> REQUIRED TASK:
Using the records below, locate all lines containing "субсидии" and return them.

MATERIAL start

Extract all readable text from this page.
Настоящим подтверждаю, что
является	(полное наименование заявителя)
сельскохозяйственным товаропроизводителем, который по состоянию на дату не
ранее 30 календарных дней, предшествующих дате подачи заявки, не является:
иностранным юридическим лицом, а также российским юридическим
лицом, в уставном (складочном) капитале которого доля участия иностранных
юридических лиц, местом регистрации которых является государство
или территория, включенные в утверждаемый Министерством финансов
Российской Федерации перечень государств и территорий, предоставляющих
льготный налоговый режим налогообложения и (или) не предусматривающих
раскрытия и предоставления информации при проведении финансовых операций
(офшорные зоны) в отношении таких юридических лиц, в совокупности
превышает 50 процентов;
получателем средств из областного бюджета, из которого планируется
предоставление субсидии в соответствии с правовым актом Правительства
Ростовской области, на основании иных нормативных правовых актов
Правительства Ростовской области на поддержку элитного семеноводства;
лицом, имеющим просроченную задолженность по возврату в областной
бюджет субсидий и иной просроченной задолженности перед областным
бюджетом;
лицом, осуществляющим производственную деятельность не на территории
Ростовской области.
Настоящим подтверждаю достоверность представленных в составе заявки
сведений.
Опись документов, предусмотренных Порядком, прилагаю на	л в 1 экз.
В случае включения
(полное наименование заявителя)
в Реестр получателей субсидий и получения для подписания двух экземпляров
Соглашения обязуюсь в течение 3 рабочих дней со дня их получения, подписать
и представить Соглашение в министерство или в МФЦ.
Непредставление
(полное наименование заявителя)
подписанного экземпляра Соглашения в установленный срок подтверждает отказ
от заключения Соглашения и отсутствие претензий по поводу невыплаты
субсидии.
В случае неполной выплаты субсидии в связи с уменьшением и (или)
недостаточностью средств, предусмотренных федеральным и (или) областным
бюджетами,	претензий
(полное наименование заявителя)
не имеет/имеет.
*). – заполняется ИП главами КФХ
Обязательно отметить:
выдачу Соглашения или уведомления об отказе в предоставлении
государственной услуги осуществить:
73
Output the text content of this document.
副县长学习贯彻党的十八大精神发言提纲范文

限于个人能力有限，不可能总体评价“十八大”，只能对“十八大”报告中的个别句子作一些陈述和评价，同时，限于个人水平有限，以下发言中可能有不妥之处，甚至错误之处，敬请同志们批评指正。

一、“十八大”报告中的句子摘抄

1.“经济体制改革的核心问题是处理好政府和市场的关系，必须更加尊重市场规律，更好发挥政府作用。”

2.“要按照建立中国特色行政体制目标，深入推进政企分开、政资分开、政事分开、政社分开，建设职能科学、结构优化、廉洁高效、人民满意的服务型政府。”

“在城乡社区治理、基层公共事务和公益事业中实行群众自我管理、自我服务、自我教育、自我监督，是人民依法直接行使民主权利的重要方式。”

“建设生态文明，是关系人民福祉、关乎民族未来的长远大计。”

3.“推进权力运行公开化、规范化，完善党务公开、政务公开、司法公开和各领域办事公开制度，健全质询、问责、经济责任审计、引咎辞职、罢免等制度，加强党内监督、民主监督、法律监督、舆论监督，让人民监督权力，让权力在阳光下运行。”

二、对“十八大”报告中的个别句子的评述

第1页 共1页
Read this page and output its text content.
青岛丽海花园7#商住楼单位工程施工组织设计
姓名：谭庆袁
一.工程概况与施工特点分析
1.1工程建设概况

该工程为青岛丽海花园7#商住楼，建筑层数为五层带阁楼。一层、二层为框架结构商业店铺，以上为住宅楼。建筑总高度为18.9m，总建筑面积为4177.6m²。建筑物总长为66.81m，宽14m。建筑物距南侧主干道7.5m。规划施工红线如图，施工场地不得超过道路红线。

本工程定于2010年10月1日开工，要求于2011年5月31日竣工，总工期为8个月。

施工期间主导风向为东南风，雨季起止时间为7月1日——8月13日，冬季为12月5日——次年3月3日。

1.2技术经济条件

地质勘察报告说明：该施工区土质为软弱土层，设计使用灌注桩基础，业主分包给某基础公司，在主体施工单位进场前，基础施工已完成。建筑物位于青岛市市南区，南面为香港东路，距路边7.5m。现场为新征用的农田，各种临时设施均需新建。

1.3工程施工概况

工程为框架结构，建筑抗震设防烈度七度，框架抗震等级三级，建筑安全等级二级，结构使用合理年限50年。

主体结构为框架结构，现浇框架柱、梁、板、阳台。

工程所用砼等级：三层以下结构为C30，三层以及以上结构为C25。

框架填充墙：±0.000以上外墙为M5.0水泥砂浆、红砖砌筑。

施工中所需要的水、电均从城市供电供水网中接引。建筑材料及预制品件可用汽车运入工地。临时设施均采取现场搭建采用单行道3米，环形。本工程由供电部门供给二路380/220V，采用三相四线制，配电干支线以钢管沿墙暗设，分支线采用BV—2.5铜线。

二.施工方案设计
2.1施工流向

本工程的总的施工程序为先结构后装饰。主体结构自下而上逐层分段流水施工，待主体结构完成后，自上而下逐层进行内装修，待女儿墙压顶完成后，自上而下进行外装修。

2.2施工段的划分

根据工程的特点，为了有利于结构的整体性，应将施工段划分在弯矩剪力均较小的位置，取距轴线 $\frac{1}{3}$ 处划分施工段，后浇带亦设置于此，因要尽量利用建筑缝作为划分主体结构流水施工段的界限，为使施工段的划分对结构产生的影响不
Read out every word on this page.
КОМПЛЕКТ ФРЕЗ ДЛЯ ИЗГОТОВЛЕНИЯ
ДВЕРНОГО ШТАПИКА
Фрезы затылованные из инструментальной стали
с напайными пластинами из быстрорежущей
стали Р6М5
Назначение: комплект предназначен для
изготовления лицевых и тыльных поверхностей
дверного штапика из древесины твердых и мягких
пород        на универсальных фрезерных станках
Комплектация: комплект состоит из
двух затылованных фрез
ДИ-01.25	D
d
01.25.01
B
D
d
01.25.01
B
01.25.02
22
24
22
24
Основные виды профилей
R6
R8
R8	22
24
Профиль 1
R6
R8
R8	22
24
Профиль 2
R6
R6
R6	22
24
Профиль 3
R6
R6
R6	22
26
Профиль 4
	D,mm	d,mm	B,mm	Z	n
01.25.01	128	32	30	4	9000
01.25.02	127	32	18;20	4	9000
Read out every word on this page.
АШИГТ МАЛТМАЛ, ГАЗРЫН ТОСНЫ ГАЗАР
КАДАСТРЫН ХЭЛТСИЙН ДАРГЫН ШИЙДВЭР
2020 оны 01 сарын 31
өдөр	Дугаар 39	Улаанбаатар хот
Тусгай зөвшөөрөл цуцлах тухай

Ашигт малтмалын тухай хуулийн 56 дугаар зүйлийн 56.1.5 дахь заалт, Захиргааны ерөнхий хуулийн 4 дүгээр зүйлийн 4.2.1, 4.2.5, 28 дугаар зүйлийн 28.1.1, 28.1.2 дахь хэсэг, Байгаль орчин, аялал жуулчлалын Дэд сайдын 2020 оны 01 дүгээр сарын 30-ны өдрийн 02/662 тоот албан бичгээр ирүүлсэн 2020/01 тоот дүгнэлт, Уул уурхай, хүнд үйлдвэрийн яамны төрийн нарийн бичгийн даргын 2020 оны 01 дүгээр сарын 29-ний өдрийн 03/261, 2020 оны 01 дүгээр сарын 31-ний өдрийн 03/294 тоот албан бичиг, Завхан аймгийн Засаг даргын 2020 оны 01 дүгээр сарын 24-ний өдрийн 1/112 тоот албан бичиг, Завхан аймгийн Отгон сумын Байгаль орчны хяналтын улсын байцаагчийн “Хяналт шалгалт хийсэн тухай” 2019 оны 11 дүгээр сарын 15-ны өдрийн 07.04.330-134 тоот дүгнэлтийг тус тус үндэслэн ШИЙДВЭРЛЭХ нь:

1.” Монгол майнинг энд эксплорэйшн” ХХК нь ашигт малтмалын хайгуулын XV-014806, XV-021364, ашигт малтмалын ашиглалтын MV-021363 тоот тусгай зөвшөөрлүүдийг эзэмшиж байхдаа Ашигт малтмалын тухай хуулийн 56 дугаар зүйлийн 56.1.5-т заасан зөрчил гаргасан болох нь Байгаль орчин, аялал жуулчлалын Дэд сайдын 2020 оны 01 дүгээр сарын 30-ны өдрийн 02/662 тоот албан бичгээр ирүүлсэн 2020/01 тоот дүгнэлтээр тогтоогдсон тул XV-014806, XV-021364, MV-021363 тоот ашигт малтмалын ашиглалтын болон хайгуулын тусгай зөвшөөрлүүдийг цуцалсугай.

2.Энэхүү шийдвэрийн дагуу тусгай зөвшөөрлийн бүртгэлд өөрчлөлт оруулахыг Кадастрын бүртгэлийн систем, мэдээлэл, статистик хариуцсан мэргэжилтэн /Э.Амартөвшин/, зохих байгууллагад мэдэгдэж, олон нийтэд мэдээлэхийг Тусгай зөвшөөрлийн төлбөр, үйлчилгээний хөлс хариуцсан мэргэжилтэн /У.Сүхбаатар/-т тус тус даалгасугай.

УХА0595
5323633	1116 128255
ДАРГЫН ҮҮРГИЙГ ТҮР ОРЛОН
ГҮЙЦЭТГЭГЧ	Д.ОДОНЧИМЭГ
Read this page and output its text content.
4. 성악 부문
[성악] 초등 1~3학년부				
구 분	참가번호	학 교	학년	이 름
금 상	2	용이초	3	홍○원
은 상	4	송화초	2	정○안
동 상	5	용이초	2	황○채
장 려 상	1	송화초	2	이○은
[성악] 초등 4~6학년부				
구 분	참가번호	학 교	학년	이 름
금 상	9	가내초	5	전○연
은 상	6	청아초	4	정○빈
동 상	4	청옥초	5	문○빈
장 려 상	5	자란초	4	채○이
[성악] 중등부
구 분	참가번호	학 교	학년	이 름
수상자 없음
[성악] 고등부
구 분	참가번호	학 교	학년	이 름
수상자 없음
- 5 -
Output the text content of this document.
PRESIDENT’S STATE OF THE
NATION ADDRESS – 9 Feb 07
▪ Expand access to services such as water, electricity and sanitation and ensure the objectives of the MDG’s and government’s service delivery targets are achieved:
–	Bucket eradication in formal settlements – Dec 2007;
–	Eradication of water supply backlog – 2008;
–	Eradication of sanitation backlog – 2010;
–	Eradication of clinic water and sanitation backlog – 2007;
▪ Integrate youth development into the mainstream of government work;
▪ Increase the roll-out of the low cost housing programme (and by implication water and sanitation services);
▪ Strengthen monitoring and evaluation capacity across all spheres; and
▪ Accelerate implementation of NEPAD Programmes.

MATERIAL end

> RESPONSE TO THE TASK:
предоставление субсидии в соответствии с правовым актом Правительства
субсидии.
В случае неполной выплаты субсидии в связи с уменьшением и (или)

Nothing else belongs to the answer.